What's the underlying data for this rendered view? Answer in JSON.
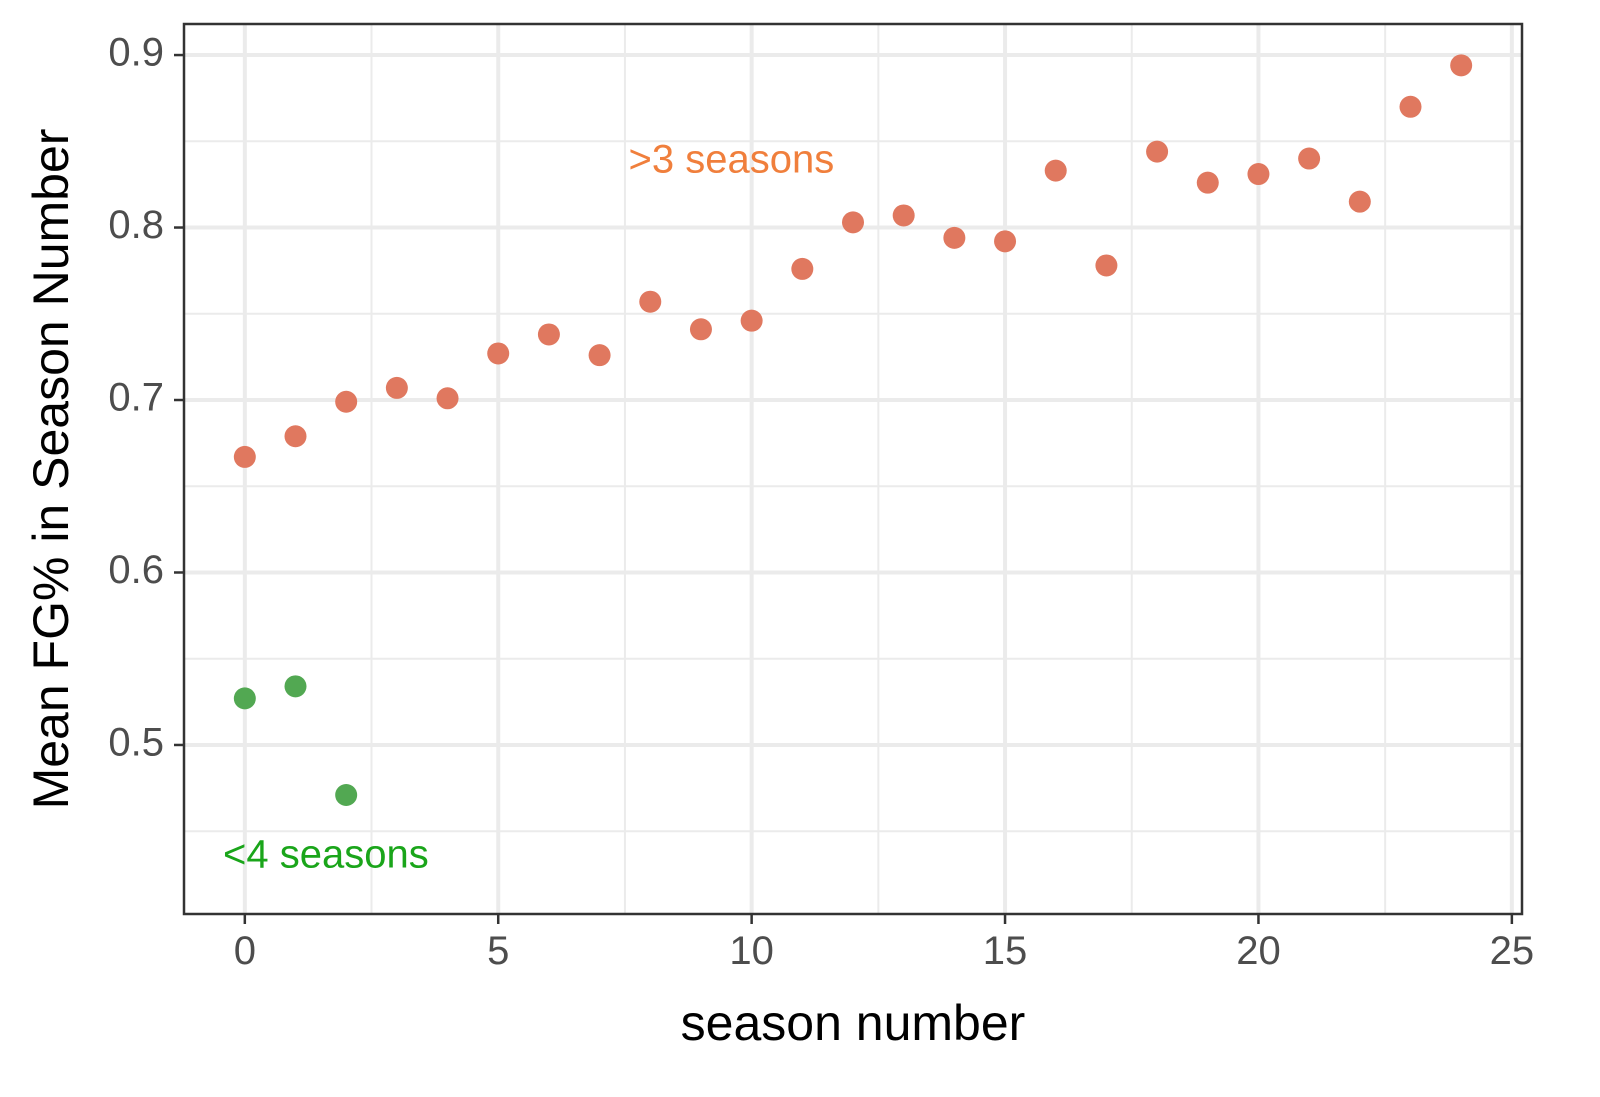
{
  "chart_data": {
    "type": "scatter",
    "title": "",
    "xlabel": "season number",
    "ylabel": "Mean FG% in Season Number",
    "xlim": [
      -1.2,
      25.2
    ],
    "ylim": [
      0.402,
      0.918
    ],
    "x_ticks": [
      0,
      5,
      10,
      15,
      20,
      25
    ],
    "x_tick_labels": [
      "0",
      "5",
      "10",
      "15",
      "20",
      "25"
    ],
    "y_ticks": [
      0.5,
      0.6,
      0.7,
      0.8,
      0.9
    ],
    "y_tick_labels": [
      "0.5",
      "0.6",
      "0.7",
      "0.8",
      "0.9"
    ],
    "grid": true,
    "legend": "none",
    "series": [
      {
        "color": "#e0785f",
        "x": [
          0,
          1,
          2,
          3,
          4,
          5,
          6,
          7,
          8,
          9,
          10,
          11,
          12,
          13,
          14,
          15,
          16,
          17,
          18,
          19,
          20,
          21,
          22,
          23,
          24
        ],
        "y": [
          0.667,
          0.679,
          0.699,
          0.707,
          0.701,
          0.727,
          0.738,
          0.726,
          0.757,
          0.741,
          0.746,
          0.776,
          0.803,
          0.807,
          0.794,
          0.792,
          0.833,
          0.778,
          0.844,
          0.826,
          0.831,
          0.84,
          0.815,
          0.87,
          0.894
        ]
      },
      {
        "color": "#52a852",
        "x": [
          0,
          1,
          2
        ],
        "y": [
          0.527,
          0.534,
          0.471
        ]
      }
    ],
    "annotations": [
      {
        "text": ">3 seasons",
        "x": 9.6,
        "y": 0.838,
        "color": "#f07f3c"
      },
      {
        "text": "<4 seasons",
        "x": 1.6,
        "y": 0.435,
        "color": "#1aa51a"
      }
    ]
  }
}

= = = = =

**THE EXERCISE**
Pictures in the records above are not copied; print everything else exactly.

**EXERCISE SOLUTION**
What's the underlying data for this rendered view? Answer in JSON.
{
  "chart_data": {
    "type": "scatter",
    "title": "",
    "xlabel": "season number",
    "ylabel": "Mean FG% in Season Number",
    "xlim": [
      -1.2,
      25.2
    ],
    "ylim": [
      0.402,
      0.918
    ],
    "x_ticks": [
      0,
      5,
      10,
      15,
      20,
      25
    ],
    "x_tick_labels": [
      "0",
      "5",
      "10",
      "15",
      "20",
      "25"
    ],
    "y_ticks": [
      0.5,
      0.6,
      0.7,
      0.8,
      0.9
    ],
    "y_tick_labels": [
      "0.5",
      "0.6",
      "0.7",
      "0.8",
      "0.9"
    ],
    "grid": true,
    "legend": "none",
    "series": [
      {
        "color": "#e0785f",
        "x": [
          0,
          1,
          2,
          3,
          4,
          5,
          6,
          7,
          8,
          9,
          10,
          11,
          12,
          13,
          14,
          15,
          16,
          17,
          18,
          19,
          20,
          21,
          22,
          23,
          24
        ],
        "y": [
          0.667,
          0.679,
          0.699,
          0.707,
          0.701,
          0.727,
          0.738,
          0.726,
          0.757,
          0.741,
          0.746,
          0.776,
          0.803,
          0.807,
          0.794,
          0.792,
          0.833,
          0.778,
          0.844,
          0.826,
          0.831,
          0.84,
          0.815,
          0.87,
          0.894
        ]
      },
      {
        "color": "#52a852",
        "x": [
          0,
          1,
          2
        ],
        "y": [
          0.527,
          0.534,
          0.471
        ]
      }
    ],
    "annotations": [
      {
        "text": ">3 seasons",
        "x": 9.6,
        "y": 0.838,
        "color": "#f07f3c"
      },
      {
        "text": "<4 seasons",
        "x": 1.6,
        "y": 0.435,
        "color": "#1aa51a"
      }
    ]
  }
}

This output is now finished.